=== Listing ===

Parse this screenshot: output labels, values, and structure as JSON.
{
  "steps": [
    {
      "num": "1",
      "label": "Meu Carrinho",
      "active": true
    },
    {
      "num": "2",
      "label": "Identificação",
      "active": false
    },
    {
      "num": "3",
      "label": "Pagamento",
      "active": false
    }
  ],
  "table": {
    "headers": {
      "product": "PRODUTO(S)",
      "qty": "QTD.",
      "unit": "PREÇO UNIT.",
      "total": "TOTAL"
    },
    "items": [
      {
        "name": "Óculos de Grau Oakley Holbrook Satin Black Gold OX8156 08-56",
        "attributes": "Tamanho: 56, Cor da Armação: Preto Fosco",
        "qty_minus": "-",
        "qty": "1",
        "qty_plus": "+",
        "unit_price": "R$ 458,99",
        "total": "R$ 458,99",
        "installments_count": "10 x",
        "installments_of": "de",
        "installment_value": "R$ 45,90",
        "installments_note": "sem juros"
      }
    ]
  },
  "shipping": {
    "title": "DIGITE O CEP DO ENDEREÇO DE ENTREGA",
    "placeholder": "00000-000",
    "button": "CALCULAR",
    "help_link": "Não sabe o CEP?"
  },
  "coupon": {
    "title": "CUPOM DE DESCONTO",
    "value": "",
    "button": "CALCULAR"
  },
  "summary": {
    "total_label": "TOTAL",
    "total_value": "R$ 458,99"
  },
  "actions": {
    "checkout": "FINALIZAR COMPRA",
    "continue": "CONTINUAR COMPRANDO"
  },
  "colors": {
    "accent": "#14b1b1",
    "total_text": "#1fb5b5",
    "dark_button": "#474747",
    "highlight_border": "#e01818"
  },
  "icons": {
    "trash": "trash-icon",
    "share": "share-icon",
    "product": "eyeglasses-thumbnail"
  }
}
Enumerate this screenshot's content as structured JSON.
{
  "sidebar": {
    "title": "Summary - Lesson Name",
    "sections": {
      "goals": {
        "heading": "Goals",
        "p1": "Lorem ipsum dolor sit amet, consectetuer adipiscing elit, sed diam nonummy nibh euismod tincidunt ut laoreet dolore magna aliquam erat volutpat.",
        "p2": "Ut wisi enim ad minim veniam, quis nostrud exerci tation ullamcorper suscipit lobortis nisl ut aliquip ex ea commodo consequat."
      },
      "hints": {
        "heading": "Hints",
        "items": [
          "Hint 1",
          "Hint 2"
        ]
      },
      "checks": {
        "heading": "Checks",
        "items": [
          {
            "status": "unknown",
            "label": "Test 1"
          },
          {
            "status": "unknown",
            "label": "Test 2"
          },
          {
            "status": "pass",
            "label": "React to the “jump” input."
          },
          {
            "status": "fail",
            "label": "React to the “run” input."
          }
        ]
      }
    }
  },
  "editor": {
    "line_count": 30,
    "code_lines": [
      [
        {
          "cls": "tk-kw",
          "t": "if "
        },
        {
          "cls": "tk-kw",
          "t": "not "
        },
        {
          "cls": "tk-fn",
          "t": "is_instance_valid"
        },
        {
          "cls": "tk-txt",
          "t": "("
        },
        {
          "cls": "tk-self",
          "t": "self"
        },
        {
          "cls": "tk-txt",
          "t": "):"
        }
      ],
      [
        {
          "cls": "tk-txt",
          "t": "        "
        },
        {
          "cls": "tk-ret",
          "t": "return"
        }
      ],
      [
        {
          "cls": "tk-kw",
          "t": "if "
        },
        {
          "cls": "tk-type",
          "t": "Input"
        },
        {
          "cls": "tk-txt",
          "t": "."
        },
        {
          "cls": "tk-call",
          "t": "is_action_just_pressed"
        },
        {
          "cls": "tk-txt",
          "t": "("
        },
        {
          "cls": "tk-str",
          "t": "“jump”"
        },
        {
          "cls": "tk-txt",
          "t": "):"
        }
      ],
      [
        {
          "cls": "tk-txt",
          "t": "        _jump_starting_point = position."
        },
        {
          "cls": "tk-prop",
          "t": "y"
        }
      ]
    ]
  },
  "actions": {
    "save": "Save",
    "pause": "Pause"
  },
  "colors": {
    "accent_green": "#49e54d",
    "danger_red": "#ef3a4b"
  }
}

===

▸ **Written instruction**
Write out the full set of records exactly as given.

▸ **Full output**
Parse this screenshot: output labels, values, and structure as JSON.
{
  "steps": [
    {
      "num": "1",
      "label": "Meu Carrinho",
      "active": true
    },
    {
      "num": "2",
      "label": "Identificação",
      "active": false
    },
    {
      "num": "3",
      "label": "Pagamento",
      "active": false
    }
  ],
  "table": {
    "headers": {
      "product": "PRODUTO(S)",
      "qty": "QTD.",
      "unit": "PREÇO UNIT.",
      "total": "TOTAL"
    },
    "items": [
      {
        "name": "Óculos de Grau Oakley Holbrook Satin Black Gold OX8156 08-56",
        "attributes": "Tamanho: 56, Cor da Armação: Preto Fosco",
        "qty_minus": "-",
        "qty": "1",
        "qty_plus": "+",
        "unit_price": "R$ 458,99",
        "total": "R$ 458,99",
        "installments_count": "10 x",
        "installments_of": "de",
        "installment_value": "R$ 45,90",
        "installments_note": "sem juros"
      }
    ]
  },
  "shipping": {
    "title": "DIGITE O CEP DO ENDEREÇO DE ENTREGA",
    "placeholder": "00000-000",
    "button": "CALCULAR",
    "help_link": "Não sabe o CEP?"
  },
  "coupon": {
    "title": "CUPOM DE DESCONTO",
    "value": "",
    "button": "CALCULAR"
  },
  "summary": {
    "total_label": "TOTAL",
    "total_value": "R$ 458,99"
  },
  "actions": {
    "checkout": "FINALIZAR COMPRA",
    "continue": "CONTINUAR COMPRANDO"
  },
  "colors": {
    "accent": "#14b1b1",
    "total_text": "#1fb5b5",
    "dark_button": "#474747",
    "highlight_border": "#e01818"
  },
  "icons": {
    "trash": "trash-icon",
    "share": "share-icon",
    "product": "eyeglasses-thumbnail"
  }
}
Enumerate this screenshot's content as structured JSON.
{
  "sidebar": {
    "title": "Summary - Lesson Name",
    "sections": {
      "goals": {
        "heading": "Goals",
        "p1": "Lorem ipsum dolor sit amet, consectetuer adipiscing elit, sed diam nonummy nibh euismod tincidunt ut laoreet dolore magna aliquam erat volutpat.",
        "p2": "Ut wisi enim ad minim veniam, quis nostrud exerci tation ullamcorper suscipit lobortis nisl ut aliquip ex ea commodo consequat."
      },
      "hints": {
        "heading": "Hints",
        "items": [
          "Hint 1",
          "Hint 2"
        ]
      },
      "checks": {
        "heading": "Checks",
        "items": [
          {
            "status": "unknown",
            "label": "Test 1"
          },
          {
            "status": "unknown",
            "label": "Test 2"
          },
          {
            "status": "pass",
            "label": "React to the “jump” input."
          },
          {
            "status": "fail",
            "label": "React to the “run” input."
          }
        ]
      }
    }
  },
  "editor": {
    "line_count": 30,
    "code_lines": [
      [
        {
          "cls": "tk-kw",
          "t": "if "
        },
        {
          "cls": "tk-kw",
          "t": "not "
        },
        {
          "cls": "tk-fn",
          "t": "is_instance_valid"
        },
        {
          "cls": "tk-txt",
          "t": "("
        },
        {
          "cls": "tk-self",
          "t": "self"
        },
        {
          "cls": "tk-txt",
          "t": "):"
        }
      ],
      [
        {
          "cls": "tk-txt",
          "t": "        "
        },
        {
          "cls": "tk-ret",
          "t": "return"
        }
      ],
      [
        {
          "cls": "tk-kw",
          "t": "if "
        },
        {
          "cls": "tk-type",
          "t": "Input"
        },
        {
          "cls": "tk-txt",
          "t": "."
        },
        {
          "cls": "tk-call",
          "t": "is_action_just_pressed"
        },
        {
          "cls": "tk-txt",
          "t": "("
        },
        {
          "cls": "tk-str",
          "t": "“jump”"
        },
        {
          "cls": "tk-txt",
          "t": "):"
        }
      ],
      [
        {
          "cls": "tk-txt",
          "t": "        _jump_starting_point = position."
        },
        {
          "cls": "tk-prop",
          "t": "y"
        }
      ]
    ]
  },
  "actions": {
    "save": "Save",
    "pause": "Pause"
  },
  "colors": {
    "accent_green": "#49e54d",
    "danger_red": "#ef3a4b"
  }
}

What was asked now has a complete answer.